Problem to solve: Identify the lines containing the word "assuredly". Copy each one.
— Start Records supplied —
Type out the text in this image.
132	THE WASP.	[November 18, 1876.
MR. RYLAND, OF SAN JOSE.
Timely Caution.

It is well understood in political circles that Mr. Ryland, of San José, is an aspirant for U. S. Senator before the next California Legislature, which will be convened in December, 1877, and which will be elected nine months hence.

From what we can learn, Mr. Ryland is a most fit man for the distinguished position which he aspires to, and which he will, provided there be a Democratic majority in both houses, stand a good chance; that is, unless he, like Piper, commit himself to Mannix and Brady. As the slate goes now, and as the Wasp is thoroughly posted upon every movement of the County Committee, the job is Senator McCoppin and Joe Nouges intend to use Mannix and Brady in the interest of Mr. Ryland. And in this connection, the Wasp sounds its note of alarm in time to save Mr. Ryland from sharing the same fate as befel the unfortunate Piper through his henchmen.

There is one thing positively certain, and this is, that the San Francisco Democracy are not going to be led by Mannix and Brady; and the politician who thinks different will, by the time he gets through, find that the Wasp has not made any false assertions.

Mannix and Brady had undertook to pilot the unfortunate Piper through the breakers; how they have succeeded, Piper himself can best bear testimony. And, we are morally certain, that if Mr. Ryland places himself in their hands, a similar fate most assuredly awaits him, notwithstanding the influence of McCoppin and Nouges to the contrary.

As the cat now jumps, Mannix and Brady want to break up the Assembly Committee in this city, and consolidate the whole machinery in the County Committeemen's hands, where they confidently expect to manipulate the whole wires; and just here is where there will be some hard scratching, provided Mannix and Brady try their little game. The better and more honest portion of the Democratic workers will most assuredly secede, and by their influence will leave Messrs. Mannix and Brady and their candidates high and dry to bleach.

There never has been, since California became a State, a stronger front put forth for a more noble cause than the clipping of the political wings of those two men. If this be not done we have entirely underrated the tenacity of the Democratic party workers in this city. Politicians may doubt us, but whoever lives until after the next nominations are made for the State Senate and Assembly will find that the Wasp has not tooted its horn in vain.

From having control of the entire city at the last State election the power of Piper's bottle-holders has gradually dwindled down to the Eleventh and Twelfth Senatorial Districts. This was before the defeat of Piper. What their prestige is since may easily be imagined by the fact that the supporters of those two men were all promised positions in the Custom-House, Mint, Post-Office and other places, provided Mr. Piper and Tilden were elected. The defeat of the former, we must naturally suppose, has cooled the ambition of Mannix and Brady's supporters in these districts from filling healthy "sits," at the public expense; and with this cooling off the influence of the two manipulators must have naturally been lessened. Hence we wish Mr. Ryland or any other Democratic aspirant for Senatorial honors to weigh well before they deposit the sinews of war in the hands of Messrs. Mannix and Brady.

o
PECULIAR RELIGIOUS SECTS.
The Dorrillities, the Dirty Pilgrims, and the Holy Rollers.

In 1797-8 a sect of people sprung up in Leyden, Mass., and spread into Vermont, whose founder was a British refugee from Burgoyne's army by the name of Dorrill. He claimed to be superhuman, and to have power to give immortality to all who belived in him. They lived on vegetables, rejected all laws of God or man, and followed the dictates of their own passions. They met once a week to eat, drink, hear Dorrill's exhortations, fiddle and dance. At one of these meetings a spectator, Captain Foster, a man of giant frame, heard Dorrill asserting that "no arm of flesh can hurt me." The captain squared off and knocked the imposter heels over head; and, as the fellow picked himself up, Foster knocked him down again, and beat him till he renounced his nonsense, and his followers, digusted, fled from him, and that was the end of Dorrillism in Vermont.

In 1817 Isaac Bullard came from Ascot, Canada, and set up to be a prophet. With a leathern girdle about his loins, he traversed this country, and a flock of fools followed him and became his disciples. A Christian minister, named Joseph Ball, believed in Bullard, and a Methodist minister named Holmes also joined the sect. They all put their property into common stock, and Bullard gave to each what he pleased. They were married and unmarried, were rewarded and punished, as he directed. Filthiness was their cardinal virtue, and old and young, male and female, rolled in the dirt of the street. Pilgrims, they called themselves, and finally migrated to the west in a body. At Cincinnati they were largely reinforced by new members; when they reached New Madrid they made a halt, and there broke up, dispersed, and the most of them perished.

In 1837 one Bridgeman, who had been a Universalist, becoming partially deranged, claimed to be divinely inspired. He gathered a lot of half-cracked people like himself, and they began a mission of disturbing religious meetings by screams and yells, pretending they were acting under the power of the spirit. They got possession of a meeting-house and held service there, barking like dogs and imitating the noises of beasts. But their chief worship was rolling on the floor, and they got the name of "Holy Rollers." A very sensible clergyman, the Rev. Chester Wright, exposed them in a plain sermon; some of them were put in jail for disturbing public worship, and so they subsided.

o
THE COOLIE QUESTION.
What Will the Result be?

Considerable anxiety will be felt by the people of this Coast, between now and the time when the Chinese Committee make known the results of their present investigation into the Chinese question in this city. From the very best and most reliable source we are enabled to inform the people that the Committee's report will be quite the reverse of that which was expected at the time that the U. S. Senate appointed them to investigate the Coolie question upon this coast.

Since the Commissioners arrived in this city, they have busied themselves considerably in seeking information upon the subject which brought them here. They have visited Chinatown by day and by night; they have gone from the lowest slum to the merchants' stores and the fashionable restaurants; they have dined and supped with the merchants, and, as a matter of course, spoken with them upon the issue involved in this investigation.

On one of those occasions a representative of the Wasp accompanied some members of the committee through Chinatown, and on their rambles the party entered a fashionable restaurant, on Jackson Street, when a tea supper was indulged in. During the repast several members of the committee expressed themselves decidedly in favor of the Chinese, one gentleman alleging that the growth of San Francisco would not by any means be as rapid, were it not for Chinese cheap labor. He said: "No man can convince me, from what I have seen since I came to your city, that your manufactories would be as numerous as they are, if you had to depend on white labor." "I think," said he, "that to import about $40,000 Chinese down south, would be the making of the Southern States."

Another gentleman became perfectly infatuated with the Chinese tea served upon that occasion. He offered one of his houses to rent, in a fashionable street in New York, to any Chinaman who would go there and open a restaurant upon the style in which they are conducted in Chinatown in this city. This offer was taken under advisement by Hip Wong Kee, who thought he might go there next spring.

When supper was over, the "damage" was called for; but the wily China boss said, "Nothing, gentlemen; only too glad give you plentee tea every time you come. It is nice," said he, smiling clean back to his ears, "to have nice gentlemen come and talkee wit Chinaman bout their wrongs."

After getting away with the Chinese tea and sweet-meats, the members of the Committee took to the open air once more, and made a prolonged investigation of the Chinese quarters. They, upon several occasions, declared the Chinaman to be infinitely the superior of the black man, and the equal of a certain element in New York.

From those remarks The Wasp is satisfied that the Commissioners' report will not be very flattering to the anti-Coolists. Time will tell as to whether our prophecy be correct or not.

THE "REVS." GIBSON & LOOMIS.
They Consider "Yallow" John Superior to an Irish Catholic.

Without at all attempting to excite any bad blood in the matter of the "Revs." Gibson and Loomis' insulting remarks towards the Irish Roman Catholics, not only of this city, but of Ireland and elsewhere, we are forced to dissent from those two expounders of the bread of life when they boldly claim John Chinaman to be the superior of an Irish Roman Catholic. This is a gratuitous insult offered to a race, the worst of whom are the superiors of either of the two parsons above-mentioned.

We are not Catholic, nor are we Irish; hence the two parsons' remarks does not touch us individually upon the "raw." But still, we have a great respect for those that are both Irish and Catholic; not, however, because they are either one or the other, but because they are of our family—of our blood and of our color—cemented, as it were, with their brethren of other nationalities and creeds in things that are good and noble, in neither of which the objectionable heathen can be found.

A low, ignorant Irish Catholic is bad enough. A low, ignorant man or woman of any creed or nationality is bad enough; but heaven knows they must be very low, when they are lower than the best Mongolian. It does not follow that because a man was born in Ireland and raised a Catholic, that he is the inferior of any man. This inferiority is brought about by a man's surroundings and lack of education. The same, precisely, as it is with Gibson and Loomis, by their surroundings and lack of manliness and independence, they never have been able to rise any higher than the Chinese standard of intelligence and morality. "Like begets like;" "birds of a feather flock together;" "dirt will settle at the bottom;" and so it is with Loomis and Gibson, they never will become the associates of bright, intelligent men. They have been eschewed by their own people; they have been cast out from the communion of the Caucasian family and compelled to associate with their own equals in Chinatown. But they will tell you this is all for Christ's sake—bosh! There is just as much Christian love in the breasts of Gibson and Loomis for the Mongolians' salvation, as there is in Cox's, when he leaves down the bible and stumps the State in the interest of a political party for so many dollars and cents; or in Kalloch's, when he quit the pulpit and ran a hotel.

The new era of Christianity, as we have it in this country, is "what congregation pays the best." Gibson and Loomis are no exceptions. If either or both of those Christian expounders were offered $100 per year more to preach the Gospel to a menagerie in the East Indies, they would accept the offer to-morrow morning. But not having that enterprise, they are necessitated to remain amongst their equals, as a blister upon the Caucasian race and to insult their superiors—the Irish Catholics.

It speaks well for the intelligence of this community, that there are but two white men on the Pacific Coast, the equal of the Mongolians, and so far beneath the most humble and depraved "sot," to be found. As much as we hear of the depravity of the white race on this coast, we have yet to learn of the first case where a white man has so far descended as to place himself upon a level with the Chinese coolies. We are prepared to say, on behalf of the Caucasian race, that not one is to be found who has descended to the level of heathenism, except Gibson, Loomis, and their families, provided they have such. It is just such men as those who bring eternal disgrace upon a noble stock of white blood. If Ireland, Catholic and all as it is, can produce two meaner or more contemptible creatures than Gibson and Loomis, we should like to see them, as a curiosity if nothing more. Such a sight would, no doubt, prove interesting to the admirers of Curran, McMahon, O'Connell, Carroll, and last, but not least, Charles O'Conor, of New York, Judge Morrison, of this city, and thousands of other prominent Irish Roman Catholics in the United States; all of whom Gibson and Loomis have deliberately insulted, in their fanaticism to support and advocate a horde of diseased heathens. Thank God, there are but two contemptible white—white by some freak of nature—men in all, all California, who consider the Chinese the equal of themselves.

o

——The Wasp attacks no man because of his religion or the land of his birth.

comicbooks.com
— End Records supplied —
Answer to this problem:
Mannix and Brady had undertook to pilot the unfortunate Piper through the breakers; how they have succeeded, Piper himself can best bear testimony. And, we are morally certain, that if Mr. Ryland places himself in their hands, a similar fate most assuredly awaits him, notwithstanding the influence of McCoppin and Nouges to the contrary.
As the cat now jumps, Mannix and Brady want to break up the Assembly Committee in this city, and consolidate the whole machinery in the County Committeemen's hands, where they confidently expect to manipulate the whole wires; and just here is where there will be some hard scratching, provided Mannix and Brady try their little game. The better and more honest portion of the Democratic workers will most assuredly secede, and by their influence will leave Messrs. Mannix and Brady and their candidates high and dry to bleach.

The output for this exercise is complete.